-- Data records --
————

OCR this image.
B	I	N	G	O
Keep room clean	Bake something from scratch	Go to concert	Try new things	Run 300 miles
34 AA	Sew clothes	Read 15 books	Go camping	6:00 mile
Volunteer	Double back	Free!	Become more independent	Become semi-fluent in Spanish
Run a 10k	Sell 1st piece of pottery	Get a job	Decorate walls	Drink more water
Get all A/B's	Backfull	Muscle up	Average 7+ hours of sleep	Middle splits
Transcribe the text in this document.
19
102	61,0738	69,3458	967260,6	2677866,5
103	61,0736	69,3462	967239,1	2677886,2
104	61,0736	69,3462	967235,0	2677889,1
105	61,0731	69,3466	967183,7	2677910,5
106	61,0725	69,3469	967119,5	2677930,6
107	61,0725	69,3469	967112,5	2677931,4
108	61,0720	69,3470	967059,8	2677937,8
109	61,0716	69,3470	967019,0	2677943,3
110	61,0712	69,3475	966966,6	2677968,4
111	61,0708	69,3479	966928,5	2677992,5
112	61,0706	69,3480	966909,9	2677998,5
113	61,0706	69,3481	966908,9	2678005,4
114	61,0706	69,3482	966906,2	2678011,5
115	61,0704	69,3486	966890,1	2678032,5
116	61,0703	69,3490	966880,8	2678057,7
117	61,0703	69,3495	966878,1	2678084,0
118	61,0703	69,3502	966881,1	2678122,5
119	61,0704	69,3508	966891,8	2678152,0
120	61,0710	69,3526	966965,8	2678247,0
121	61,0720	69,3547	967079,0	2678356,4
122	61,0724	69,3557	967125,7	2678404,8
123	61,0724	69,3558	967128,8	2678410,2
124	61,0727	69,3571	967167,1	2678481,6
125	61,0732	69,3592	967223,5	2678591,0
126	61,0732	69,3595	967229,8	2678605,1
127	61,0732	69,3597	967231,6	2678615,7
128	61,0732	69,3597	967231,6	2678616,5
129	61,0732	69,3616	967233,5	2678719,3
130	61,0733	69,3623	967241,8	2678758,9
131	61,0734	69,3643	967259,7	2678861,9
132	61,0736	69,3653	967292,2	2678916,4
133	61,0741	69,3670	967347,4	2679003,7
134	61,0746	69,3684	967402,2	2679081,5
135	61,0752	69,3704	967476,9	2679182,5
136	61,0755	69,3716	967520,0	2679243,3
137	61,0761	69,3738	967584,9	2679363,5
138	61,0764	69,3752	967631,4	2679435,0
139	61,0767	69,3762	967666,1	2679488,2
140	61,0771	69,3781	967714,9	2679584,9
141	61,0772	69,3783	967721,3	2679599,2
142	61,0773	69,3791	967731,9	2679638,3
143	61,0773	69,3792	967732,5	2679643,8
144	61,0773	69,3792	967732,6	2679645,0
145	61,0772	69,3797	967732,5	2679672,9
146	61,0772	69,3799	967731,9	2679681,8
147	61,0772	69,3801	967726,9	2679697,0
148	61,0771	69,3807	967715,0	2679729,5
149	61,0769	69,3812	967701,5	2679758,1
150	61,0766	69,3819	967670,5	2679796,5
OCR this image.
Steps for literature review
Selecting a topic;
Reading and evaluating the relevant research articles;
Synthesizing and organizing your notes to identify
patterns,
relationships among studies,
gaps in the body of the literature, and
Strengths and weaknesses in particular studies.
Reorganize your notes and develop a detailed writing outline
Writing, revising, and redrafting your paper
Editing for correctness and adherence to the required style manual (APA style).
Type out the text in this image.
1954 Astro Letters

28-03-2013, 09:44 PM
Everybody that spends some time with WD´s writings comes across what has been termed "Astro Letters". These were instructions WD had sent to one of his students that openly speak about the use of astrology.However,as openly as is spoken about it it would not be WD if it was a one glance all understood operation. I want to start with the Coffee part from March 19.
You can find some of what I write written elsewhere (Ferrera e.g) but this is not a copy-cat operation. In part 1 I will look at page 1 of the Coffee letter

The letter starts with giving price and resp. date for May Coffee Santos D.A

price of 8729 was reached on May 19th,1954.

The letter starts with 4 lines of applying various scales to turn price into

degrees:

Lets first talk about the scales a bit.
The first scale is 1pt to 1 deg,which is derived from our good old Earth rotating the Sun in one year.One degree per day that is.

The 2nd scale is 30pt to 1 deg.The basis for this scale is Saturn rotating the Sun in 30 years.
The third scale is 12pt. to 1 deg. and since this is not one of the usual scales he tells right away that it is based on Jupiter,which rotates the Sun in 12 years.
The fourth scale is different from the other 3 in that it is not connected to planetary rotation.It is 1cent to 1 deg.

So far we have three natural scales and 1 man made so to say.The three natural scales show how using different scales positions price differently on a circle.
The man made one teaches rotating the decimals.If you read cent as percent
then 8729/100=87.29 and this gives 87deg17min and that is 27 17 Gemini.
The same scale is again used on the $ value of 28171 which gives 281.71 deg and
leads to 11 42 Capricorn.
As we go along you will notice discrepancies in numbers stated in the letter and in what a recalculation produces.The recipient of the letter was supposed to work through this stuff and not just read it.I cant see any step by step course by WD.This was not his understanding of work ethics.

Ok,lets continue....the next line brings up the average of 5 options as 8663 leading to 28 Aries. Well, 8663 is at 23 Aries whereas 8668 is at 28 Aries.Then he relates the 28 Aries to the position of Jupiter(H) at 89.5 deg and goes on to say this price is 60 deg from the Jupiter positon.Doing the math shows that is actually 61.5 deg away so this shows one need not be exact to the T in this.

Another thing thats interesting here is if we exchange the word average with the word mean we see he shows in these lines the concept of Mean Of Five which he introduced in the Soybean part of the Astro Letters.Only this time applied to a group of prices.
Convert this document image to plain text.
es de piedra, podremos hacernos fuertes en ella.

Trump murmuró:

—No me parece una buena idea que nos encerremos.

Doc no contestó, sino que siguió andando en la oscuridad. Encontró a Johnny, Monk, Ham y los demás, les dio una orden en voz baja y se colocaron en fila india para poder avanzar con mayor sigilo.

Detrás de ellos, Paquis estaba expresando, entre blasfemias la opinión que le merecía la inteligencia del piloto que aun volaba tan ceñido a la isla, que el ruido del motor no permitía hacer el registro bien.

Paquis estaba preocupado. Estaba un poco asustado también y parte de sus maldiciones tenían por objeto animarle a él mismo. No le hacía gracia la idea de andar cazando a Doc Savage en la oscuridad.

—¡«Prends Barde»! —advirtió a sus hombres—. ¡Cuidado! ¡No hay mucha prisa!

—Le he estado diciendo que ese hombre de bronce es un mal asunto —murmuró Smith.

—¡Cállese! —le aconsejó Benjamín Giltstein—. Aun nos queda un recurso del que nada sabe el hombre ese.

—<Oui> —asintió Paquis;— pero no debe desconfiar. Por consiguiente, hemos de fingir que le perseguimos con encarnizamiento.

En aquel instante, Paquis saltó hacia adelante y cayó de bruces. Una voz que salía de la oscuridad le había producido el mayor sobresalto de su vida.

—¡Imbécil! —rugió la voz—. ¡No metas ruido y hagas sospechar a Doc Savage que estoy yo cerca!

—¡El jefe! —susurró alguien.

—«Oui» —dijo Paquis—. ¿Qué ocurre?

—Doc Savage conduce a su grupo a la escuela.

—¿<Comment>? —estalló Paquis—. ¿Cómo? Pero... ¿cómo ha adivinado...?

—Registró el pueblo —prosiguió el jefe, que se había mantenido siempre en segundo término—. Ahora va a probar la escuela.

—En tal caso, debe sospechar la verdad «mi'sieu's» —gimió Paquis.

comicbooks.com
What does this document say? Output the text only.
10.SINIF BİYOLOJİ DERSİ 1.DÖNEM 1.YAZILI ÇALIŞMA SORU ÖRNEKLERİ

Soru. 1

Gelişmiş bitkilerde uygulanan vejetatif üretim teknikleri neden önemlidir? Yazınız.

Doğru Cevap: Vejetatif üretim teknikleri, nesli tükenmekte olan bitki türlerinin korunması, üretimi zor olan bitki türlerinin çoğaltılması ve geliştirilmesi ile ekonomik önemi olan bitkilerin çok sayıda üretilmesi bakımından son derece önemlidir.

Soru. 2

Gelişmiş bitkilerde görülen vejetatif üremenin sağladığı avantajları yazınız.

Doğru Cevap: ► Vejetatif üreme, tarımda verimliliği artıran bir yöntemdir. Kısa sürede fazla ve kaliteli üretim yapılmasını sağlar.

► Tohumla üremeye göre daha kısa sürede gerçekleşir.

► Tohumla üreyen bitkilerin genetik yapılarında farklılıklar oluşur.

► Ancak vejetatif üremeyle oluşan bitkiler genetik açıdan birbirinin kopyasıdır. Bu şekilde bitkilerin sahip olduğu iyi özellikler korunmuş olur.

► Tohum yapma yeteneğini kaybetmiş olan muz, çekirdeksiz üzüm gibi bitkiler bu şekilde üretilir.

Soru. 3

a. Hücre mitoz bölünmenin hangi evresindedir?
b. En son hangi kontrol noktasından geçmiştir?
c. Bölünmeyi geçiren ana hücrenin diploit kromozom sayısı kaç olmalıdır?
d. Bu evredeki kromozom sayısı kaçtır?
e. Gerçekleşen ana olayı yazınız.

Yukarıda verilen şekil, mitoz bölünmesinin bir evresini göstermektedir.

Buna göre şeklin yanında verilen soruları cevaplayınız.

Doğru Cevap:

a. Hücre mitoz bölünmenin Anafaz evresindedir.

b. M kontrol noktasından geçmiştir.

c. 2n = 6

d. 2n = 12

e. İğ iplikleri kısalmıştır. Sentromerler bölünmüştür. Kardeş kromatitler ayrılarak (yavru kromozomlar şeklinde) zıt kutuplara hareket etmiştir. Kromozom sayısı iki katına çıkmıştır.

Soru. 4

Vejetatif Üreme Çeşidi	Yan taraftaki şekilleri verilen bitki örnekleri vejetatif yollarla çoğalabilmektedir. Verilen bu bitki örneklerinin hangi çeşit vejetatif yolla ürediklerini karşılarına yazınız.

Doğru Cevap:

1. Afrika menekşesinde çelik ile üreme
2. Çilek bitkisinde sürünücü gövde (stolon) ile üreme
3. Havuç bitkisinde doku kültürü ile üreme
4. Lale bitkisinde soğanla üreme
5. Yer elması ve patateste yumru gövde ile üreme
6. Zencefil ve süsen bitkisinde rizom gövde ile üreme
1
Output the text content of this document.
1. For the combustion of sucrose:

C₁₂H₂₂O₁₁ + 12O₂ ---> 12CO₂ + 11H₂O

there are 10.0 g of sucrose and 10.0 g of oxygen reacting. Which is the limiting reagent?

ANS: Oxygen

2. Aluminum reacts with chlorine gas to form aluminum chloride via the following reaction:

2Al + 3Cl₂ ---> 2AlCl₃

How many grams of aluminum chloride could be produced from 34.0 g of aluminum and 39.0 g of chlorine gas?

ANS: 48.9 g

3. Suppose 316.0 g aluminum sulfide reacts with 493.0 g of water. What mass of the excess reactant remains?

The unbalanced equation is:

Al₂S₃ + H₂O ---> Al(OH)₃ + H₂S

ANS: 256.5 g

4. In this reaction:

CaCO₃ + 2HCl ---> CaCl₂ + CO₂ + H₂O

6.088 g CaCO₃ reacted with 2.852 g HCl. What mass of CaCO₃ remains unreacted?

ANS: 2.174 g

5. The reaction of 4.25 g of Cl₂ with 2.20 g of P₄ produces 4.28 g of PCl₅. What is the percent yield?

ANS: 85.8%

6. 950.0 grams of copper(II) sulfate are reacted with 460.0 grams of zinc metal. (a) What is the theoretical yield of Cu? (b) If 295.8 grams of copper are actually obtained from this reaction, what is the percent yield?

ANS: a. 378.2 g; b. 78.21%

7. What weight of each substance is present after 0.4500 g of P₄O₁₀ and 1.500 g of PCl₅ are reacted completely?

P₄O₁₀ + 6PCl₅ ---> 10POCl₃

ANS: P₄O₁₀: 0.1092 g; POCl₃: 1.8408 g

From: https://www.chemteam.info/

————

-- Directions --
Copy every line of the entries above in which "bitkisinde" occurs.

-- Exercise result --
2. Çilek bitkisinde sürünücü gövde (stolon) ile üreme
3. Havuç bitkisinde doku kültürü ile üreme
4. Lale bitkisinde soğanla üreme
6. Zencefil ve süsen bitkisinde rizom gövde ile üreme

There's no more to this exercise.